Dataset records on visual material
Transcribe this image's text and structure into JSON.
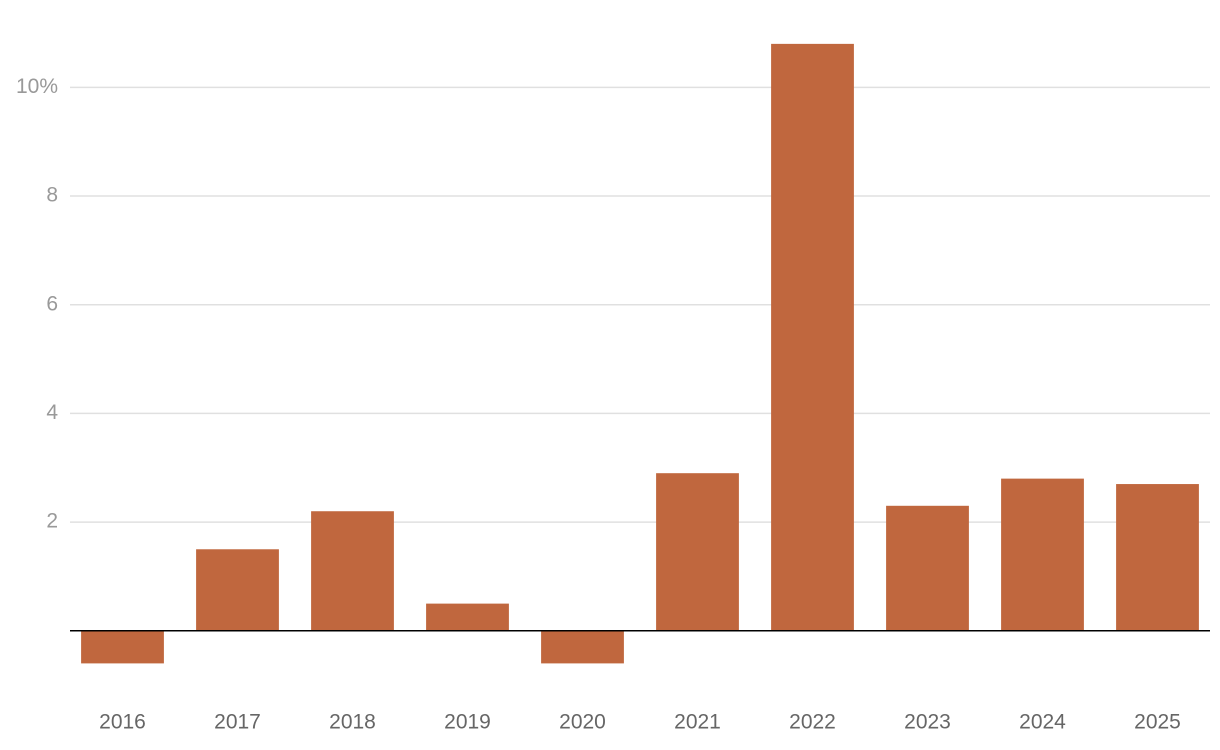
{
  "chart_data": {
    "type": "bar",
    "categories": [
      "2016",
      "2017",
      "2018",
      "2019",
      "2020",
      "2021",
      "2022",
      "2023",
      "2024",
      "2025"
    ],
    "values": [
      -0.6,
      1.5,
      2.2,
      0.5,
      -0.6,
      2.9,
      10.8,
      2.3,
      2.8,
      2.7
    ],
    "color": "#c0673e",
    "ylim": [
      -1.2,
      11
    ],
    "yticks": [
      2,
      4,
      6,
      8,
      {
        "value": 10,
        "label": "10%"
      }
    ],
    "grid": true
  }
}
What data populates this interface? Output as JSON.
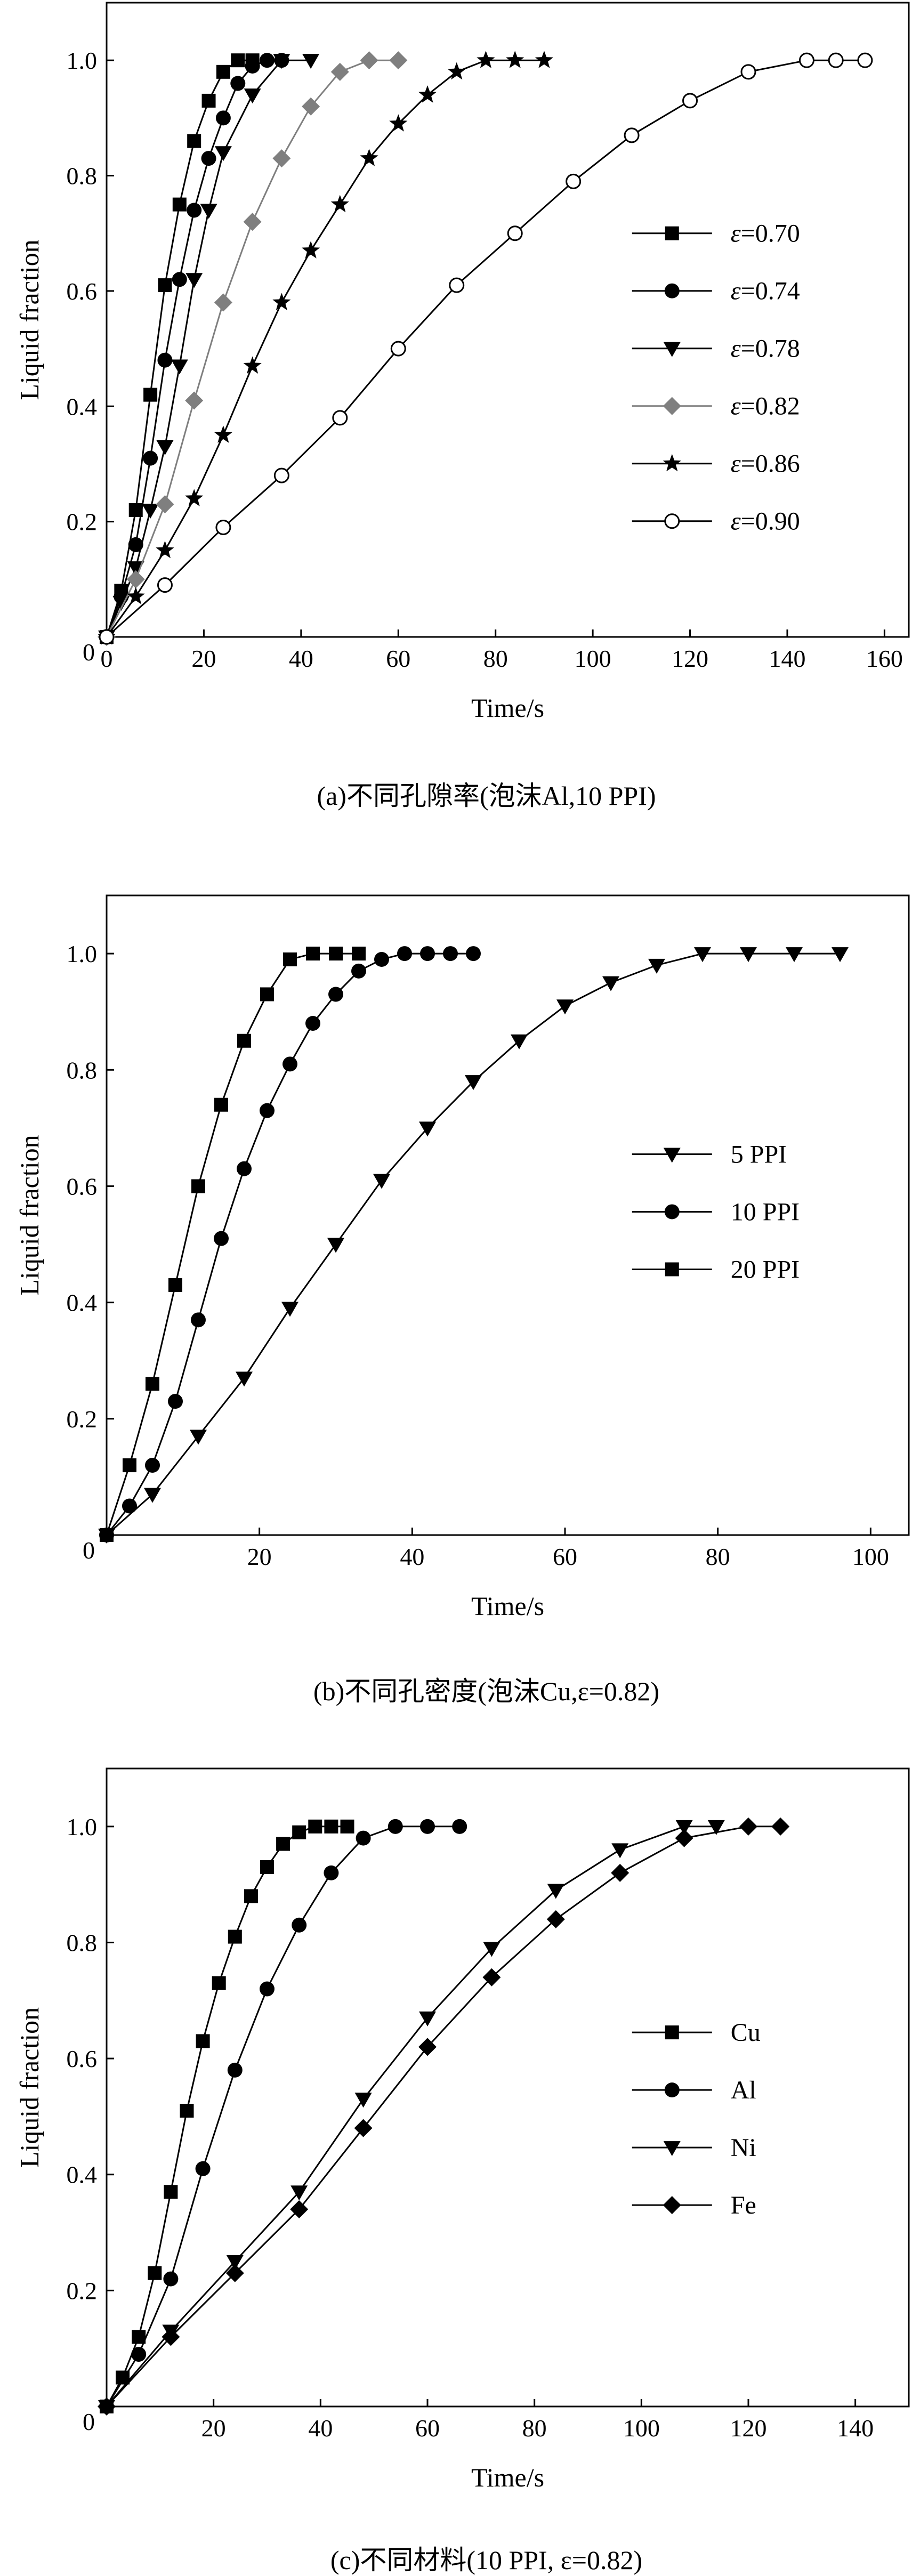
{
  "chart_data": [
    {
      "type": "line",
      "xlabel": "Time/s",
      "ylabel": "Liquid fraction",
      "caption": "(a)不同孔隙率(泡沫Al,10 PPI)",
      "xlim": [
        0,
        165
      ],
      "ylim": [
        0,
        1.1
      ],
      "xticks": [
        0,
        20,
        40,
        60,
        80,
        100,
        120,
        140,
        160
      ],
      "xtick_labels": [
        "0",
        "20",
        "40",
        "60",
        "80",
        "100",
        "120",
        "140",
        "160"
      ],
      "yticks": [
        0.2,
        0.4,
        0.6,
        0.8,
        1.0
      ],
      "ytick_labels": [
        "0.2",
        "0.4",
        "0.6",
        "0.8",
        "1.0"
      ],
      "origin_label": "0",
      "legend_position": "right",
      "series": [
        {
          "prefix": "ε",
          "name": "=0.70",
          "marker": "square",
          "color": "#000000",
          "x": [
            0,
            3,
            6,
            9,
            12,
            15,
            18,
            21,
            24,
            27,
            30
          ],
          "y": [
            0,
            0.08,
            0.22,
            0.42,
            0.61,
            0.75,
            0.86,
            0.93,
            0.98,
            1.0,
            1.0
          ]
        },
        {
          "prefix": "ε",
          "name": "=0.74",
          "marker": "circle",
          "color": "#000000",
          "x": [
            0,
            3,
            6,
            9,
            12,
            15,
            18,
            21,
            24,
            27,
            30,
            33,
            36
          ],
          "y": [
            0,
            0.07,
            0.16,
            0.31,
            0.48,
            0.62,
            0.74,
            0.83,
            0.9,
            0.96,
            0.99,
            1.0,
            1.0
          ]
        },
        {
          "prefix": "ε",
          "name": "=0.78",
          "marker": "triangle-down",
          "color": "#000000",
          "x": [
            0,
            3,
            6,
            9,
            12,
            15,
            18,
            21,
            24,
            30,
            36,
            42
          ],
          "y": [
            0,
            0.06,
            0.12,
            0.22,
            0.33,
            0.47,
            0.62,
            0.74,
            0.84,
            0.94,
            1.0,
            1.0
          ]
        },
        {
          "prefix": "ε",
          "name": "=0.82",
          "marker": "diamond",
          "color": "#7f7f7f",
          "x": [
            0,
            6,
            12,
            18,
            24,
            30,
            36,
            42,
            48,
            54,
            60
          ],
          "y": [
            0,
            0.1,
            0.23,
            0.41,
            0.58,
            0.72,
            0.83,
            0.92,
            0.98,
            1.0,
            1.0
          ]
        },
        {
          "prefix": "ε",
          "name": "=0.86",
          "marker": "star",
          "color": "#000000",
          "x": [
            0,
            6,
            12,
            18,
            24,
            30,
            36,
            42,
            48,
            54,
            60,
            66,
            72,
            78,
            84,
            90
          ],
          "y": [
            0,
            0.07,
            0.15,
            0.24,
            0.35,
            0.47,
            0.58,
            0.67,
            0.75,
            0.83,
            0.89,
            0.94,
            0.98,
            1.0,
            1.0,
            1.0
          ]
        },
        {
          "prefix": "ε",
          "name": "=0.90",
          "marker": "circle-open",
          "color": "#000000",
          "x": [
            0,
            12,
            24,
            36,
            48,
            60,
            72,
            84,
            96,
            108,
            120,
            132,
            144,
            150,
            156
          ],
          "y": [
            0,
            0.09,
            0.19,
            0.28,
            0.38,
            0.5,
            0.61,
            0.7,
            0.79,
            0.87,
            0.93,
            0.98,
            1.0,
            1.0,
            1.0
          ]
        }
      ]
    },
    {
      "type": "line",
      "xlabel": "Time/s",
      "ylabel": "Liquid fraction",
      "caption": "(b)不同孔密度(泡沫Cu,ε=0.82)",
      "xlim": [
        0,
        105
      ],
      "ylim": [
        0,
        1.1
      ],
      "xticks": [
        20,
        40,
        60,
        80,
        100
      ],
      "xtick_labels": [
        "20",
        "40",
        "60",
        "80",
        "100"
      ],
      "yticks": [
        0.2,
        0.4,
        0.6,
        0.8,
        1.0
      ],
      "ytick_labels": [
        "0.2",
        "0.4",
        "0.6",
        "0.8",
        "1.0"
      ],
      "origin_label": "0",
      "legend_position": "right",
      "series": [
        {
          "prefix": "",
          "name": "5 PPI",
          "marker": "triangle-down",
          "color": "#000000",
          "x": [
            0,
            6,
            12,
            18,
            24,
            30,
            36,
            42,
            48,
            54,
            60,
            66,
            72,
            78,
            84,
            90,
            96
          ],
          "y": [
            0,
            0.07,
            0.17,
            0.27,
            0.39,
            0.5,
            0.61,
            0.7,
            0.78,
            0.85,
            0.91,
            0.95,
            0.98,
            1.0,
            1.0,
            1.0,
            1.0
          ]
        },
        {
          "prefix": "",
          "name": "10 PPI",
          "marker": "circle",
          "color": "#000000",
          "x": [
            0,
            3,
            6,
            9,
            12,
            15,
            18,
            21,
            24,
            27,
            30,
            33,
            36,
            39,
            42,
            45,
            48
          ],
          "y": [
            0,
            0.05,
            0.12,
            0.23,
            0.37,
            0.51,
            0.63,
            0.73,
            0.81,
            0.88,
            0.93,
            0.97,
            0.99,
            1.0,
            1.0,
            1.0,
            1.0
          ]
        },
        {
          "prefix": "",
          "name": "20 PPI",
          "marker": "square",
          "color": "#000000",
          "x": [
            0,
            3,
            6,
            9,
            12,
            15,
            18,
            21,
            24,
            27,
            30,
            33
          ],
          "y": [
            0,
            0.12,
            0.26,
            0.43,
            0.6,
            0.74,
            0.85,
            0.93,
            0.99,
            1.0,
            1.0,
            1.0
          ]
        }
      ]
    },
    {
      "type": "line",
      "xlabel": "Time/s",
      "ylabel": "Liquid fraction",
      "caption": "(c)不同材料(10 PPI, ε=0.82)",
      "xlim": [
        0,
        150
      ],
      "ylim": [
        0,
        1.1
      ],
      "xticks": [
        20,
        40,
        60,
        80,
        100,
        120,
        140
      ],
      "xtick_labels": [
        "20",
        "40",
        "60",
        "80",
        "100",
        "120",
        "140"
      ],
      "yticks": [
        0.2,
        0.4,
        0.6,
        0.8,
        1.0
      ],
      "ytick_labels": [
        "0.2",
        "0.4",
        "0.6",
        "0.8",
        "1.0"
      ],
      "origin_label": "0",
      "legend_position": "right",
      "series": [
        {
          "prefix": "",
          "name": "Cu",
          "marker": "square",
          "color": "#000000",
          "x": [
            0,
            3,
            6,
            9,
            12,
            15,
            18,
            21,
            24,
            27,
            30,
            33,
            36,
            39,
            42,
            45
          ],
          "y": [
            0,
            0.05,
            0.12,
            0.23,
            0.37,
            0.51,
            0.63,
            0.73,
            0.81,
            0.88,
            0.93,
            0.97,
            0.99,
            1.0,
            1.0,
            1.0
          ]
        },
        {
          "prefix": "",
          "name": "Al",
          "marker": "circle",
          "color": "#000000",
          "x": [
            0,
            6,
            12,
            18,
            24,
            30,
            36,
            42,
            48,
            54,
            60,
            66
          ],
          "y": [
            0,
            0.09,
            0.22,
            0.41,
            0.58,
            0.72,
            0.83,
            0.92,
            0.98,
            1.0,
            1.0,
            1.0
          ]
        },
        {
          "prefix": "",
          "name": "Ni",
          "marker": "triangle-down",
          "color": "#000000",
          "x": [
            0,
            12,
            24,
            36,
            48,
            60,
            72,
            84,
            96,
            108,
            114
          ],
          "y": [
            0,
            0.13,
            0.25,
            0.37,
            0.53,
            0.67,
            0.79,
            0.89,
            0.96,
            1.0,
            1.0
          ]
        },
        {
          "prefix": "",
          "name": "Fe",
          "marker": "diamond",
          "color": "#000000",
          "x": [
            0,
            12,
            24,
            36,
            48,
            60,
            72,
            84,
            96,
            108,
            120,
            126
          ],
          "y": [
            0,
            0.12,
            0.23,
            0.34,
            0.48,
            0.62,
            0.74,
            0.84,
            0.92,
            0.98,
            1.0,
            1.0
          ]
        }
      ]
    }
  ]
}
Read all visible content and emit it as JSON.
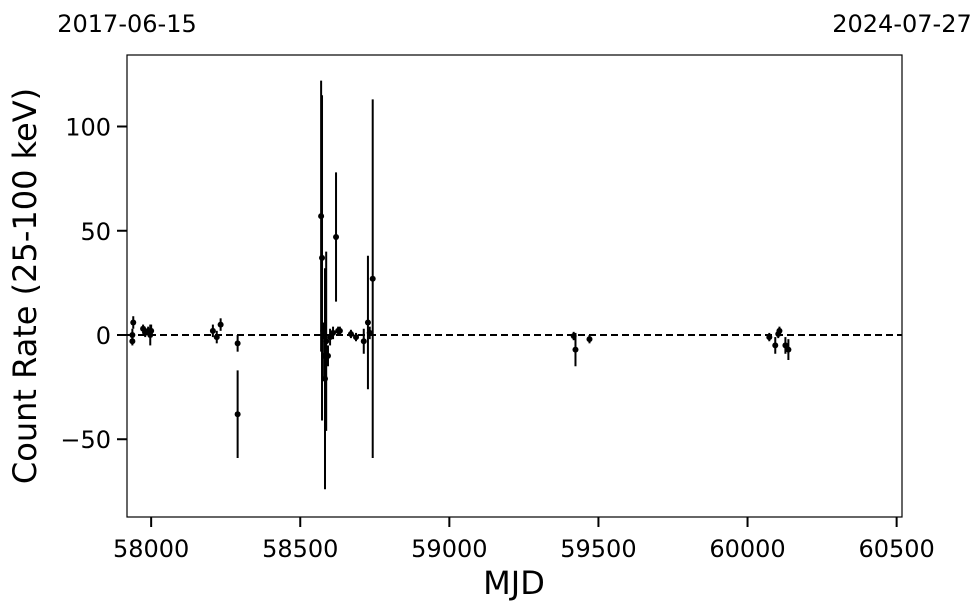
{
  "chart_data": {
    "type": "errorbar",
    "xlabel": "MJD",
    "ylabel": "Count Rate (25-100 keV)",
    "xlim": [
      57919,
      60518
    ],
    "ylim": [
      -87.3,
      134.3
    ],
    "xticks": [
      58000,
      58500,
      59000,
      59500,
      60000,
      60500
    ],
    "yticks": [
      {
        "value": -50,
        "label": "−50"
      },
      0,
      50,
      100
    ],
    "x2ticks": [
      {
        "value": 57919,
        "label": "2017-06-15"
      },
      {
        "value": 60518,
        "label": "2024-07-27"
      }
    ],
    "hline": 0,
    "series": [
      {
        "color": "#000000",
        "x": [
          57937,
          57937,
          57940,
          57973,
          57980,
          57990,
          57997,
          58000,
          58207,
          58220,
          58233,
          58290,
          58290,
          58570,
          58573,
          58577,
          58580,
          58583,
          58587,
          58593,
          58600,
          58610,
          58620,
          58627,
          58633,
          58670,
          58687,
          58713,
          58727,
          58733,
          58743,
          59417,
          59423,
          59470,
          60073,
          60093,
          60103,
          60107,
          60127,
          60137
        ],
        "values": [
          0,
          -3,
          6,
          3,
          1,
          2,
          0,
          2,
          2,
          -1,
          5,
          -4,
          -38,
          57,
          37,
          2,
          -10,
          -21,
          -3,
          -10,
          -1,
          1,
          47,
          2,
          2,
          0.5,
          -1,
          -3,
          6,
          1,
          27,
          -0.5,
          -7,
          -2,
          -1,
          -5,
          0.5,
          2,
          -5,
          -7
        ],
        "errors": [
          3,
          2,
          3,
          2,
          2,
          2,
          5,
          3,
          3,
          3,
          3,
          4,
          21,
          65,
          78,
          4,
          10,
          53,
          43,
          5,
          4,
          3,
          31,
          2,
          2,
          2,
          2,
          6,
          32,
          3,
          86,
          2,
          8,
          2,
          2,
          4,
          2,
          2,
          4,
          5
        ]
      }
    ]
  }
}
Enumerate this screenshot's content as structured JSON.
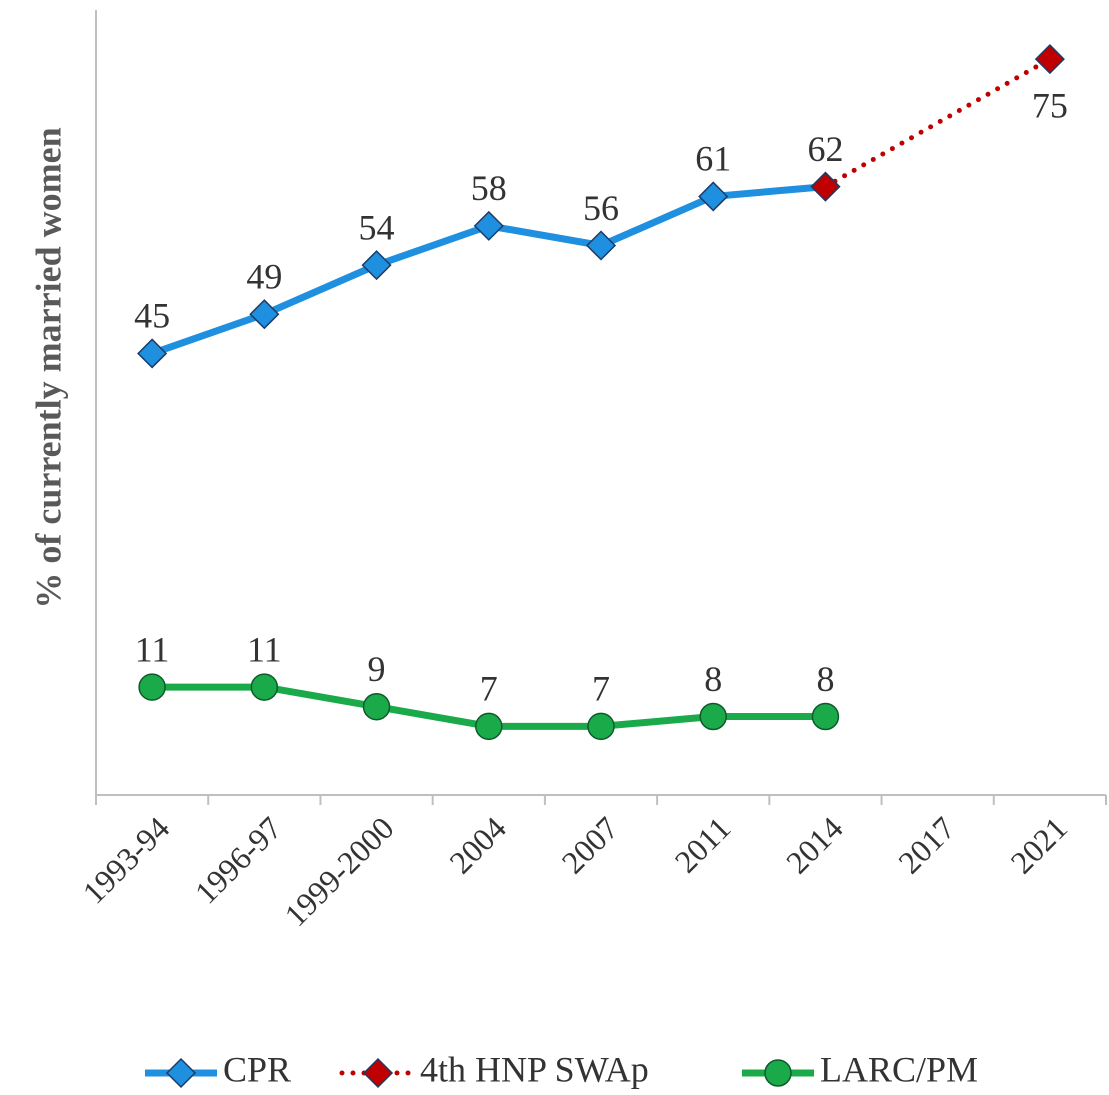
{
  "chart_data": {
    "type": "line",
    "y_axis_label": "% of currently married women",
    "categories": [
      "1993-94",
      "1996-97",
      "1999-2000",
      "2004",
      "2007",
      "2011",
      "2014",
      "2017",
      "2021"
    ],
    "ylim": [
      0,
      80
    ],
    "series": [
      {
        "name": "CPR",
        "color": "#1f8fdf",
        "marker": "diamond",
        "line_style": "solid",
        "values": [
          45,
          49,
          54,
          58,
          56,
          61,
          62,
          null,
          null
        ]
      },
      {
        "name": "4th HNP SWAp",
        "color": "#c00000",
        "marker": "diamond",
        "line_style": "dotted",
        "connect_gaps": true,
        "values": [
          null,
          null,
          null,
          null,
          null,
          null,
          62,
          null,
          75
        ]
      },
      {
        "name": "LARC/PM",
        "color": "#1aaa4a",
        "marker": "circle",
        "line_style": "solid",
        "values": [
          11,
          11,
          9,
          7,
          7,
          8,
          8,
          null,
          null
        ]
      }
    ]
  }
}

* EXERCISE TASK
Copy out all lines from the material above that contain the string "this".

* RESULT BELOW
Transcribe this image's text and structure into JSON.
What data populates this interface? Output as JSON.
Enumerate this screenshot's content as structured JSON.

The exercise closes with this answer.